Dataset items
-------
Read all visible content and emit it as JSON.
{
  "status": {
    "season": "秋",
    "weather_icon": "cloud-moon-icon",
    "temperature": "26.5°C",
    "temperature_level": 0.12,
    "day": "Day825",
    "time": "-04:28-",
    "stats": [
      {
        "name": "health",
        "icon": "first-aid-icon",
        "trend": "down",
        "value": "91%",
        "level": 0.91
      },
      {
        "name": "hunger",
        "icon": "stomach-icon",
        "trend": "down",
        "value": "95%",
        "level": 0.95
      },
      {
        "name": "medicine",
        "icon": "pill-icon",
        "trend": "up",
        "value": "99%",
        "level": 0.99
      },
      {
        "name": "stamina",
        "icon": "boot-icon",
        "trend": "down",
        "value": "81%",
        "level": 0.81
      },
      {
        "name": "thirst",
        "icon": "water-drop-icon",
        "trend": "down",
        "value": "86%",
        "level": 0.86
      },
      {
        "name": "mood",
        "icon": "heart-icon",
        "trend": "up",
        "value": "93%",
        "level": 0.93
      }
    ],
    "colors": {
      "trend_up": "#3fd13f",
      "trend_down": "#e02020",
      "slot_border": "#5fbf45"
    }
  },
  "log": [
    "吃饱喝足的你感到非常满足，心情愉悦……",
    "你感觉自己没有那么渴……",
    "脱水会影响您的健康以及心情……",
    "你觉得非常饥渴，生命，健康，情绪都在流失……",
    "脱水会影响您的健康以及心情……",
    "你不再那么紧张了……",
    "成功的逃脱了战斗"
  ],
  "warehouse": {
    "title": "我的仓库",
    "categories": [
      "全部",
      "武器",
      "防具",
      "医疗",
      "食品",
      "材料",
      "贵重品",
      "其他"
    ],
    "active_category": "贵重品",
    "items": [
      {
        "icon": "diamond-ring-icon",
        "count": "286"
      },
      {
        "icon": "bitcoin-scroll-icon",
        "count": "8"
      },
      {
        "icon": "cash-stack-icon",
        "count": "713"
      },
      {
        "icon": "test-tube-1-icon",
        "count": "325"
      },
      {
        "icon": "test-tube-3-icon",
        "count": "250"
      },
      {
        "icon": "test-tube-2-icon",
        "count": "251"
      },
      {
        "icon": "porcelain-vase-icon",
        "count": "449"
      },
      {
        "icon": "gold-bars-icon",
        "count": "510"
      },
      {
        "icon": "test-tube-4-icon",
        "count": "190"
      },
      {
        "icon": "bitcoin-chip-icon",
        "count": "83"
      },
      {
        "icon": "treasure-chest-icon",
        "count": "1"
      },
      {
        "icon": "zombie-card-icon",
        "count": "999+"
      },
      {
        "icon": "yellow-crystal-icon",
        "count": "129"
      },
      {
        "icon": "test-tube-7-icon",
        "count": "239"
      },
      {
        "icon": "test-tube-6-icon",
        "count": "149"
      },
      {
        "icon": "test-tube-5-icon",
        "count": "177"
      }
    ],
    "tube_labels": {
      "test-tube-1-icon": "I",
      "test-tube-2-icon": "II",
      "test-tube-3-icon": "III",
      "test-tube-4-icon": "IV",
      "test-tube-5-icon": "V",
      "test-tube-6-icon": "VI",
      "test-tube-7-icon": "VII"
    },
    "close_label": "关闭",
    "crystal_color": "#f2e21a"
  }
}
-------
YOUR TASK: Return the whole listing exactly, with every line included.

OUTPUT BELOW:
Read all visible content and emit it as JSON.
{
  "status": {
    "season": "秋",
    "weather_icon": "cloud-moon-icon",
    "temperature": "26.5°C",
    "temperature_level": 0.12,
    "day": "Day825",
    "time": "-04:28-",
    "stats": [
      {
        "name": "health",
        "icon": "first-aid-icon",
        "trend": "down",
        "value": "91%",
        "level": 0.91
      },
      {
        "name": "hunger",
        "icon": "stomach-icon",
        "trend": "down",
        "value": "95%",
        "level": 0.95
      },
      {
        "name": "medicine",
        "icon": "pill-icon",
        "trend": "up",
        "value": "99%",
        "level": 0.99
      },
      {
        "name": "stamina",
        "icon": "boot-icon",
        "trend": "down",
        "value": "81%",
        "level": 0.81
      },
      {
        "name": "thirst",
        "icon": "water-drop-icon",
        "trend": "down",
        "value": "86%",
        "level": 0.86
      },
      {
        "name": "mood",
        "icon": "heart-icon",
        "trend": "up",
        "value": "93%",
        "level": 0.93
      }
    ],
    "colors": {
      "trend_up": "#3fd13f",
      "trend_down": "#e02020",
      "slot_border": "#5fbf45"
    }
  },
  "log": [
    "吃饱喝足的你感到非常满足，心情愉悦……",
    "你感觉自己没有那么渴……",
    "脱水会影响您的健康以及心情……",
    "你觉得非常饥渴，生命，健康，情绪都在流失……",
    "脱水会影响您的健康以及心情……",
    "你不再那么紧张了……",
    "成功的逃脱了战斗"
  ],
  "warehouse": {
    "title": "我的仓库",
    "categories": [
      "全部",
      "武器",
      "防具",
      "医疗",
      "食品",
      "材料",
      "贵重品",
      "其他"
    ],
    "active_category": "贵重品",
    "items": [
      {
        "icon": "diamond-ring-icon",
        "count": "286"
      },
      {
        "icon": "bitcoin-scroll-icon",
        "count": "8"
      },
      {
        "icon": "cash-stack-icon",
        "count": "713"
      },
      {
        "icon": "test-tube-1-icon",
        "count": "325"
      },
      {
        "icon": "test-tube-3-icon",
        "count": "250"
      },
      {
        "icon": "test-tube-2-icon",
        "count": "251"
      },
      {
        "icon": "porcelain-vase-icon",
        "count": "449"
      },
      {
        "icon": "gold-bars-icon",
        "count": "510"
      },
      {
        "icon": "test-tube-4-icon",
        "count": "190"
      },
      {
        "icon": "bitcoin-chip-icon",
        "count": "83"
      },
      {
        "icon": "treasure-chest-icon",
        "count": "1"
      },
      {
        "icon": "zombie-card-icon",
        "count": "999+"
      },
      {
        "icon": "yellow-crystal-icon",
        "count": "129"
      },
      {
        "icon": "test-tube-7-icon",
        "count": "239"
      },
      {
        "icon": "test-tube-6-icon",
        "count": "149"
      },
      {
        "icon": "test-tube-5-icon",
        "count": "177"
      }
    ],
    "tube_labels": {
      "test-tube-1-icon": "I",
      "test-tube-2-icon": "II",
      "test-tube-3-icon": "III",
      "test-tube-4-icon": "IV",
      "test-tube-5-icon": "V",
      "test-tube-6-icon": "VI",
      "test-tube-7-icon": "VII"
    },
    "close_label": "关闭",
    "crystal_color": "#f2e21a"
  }
}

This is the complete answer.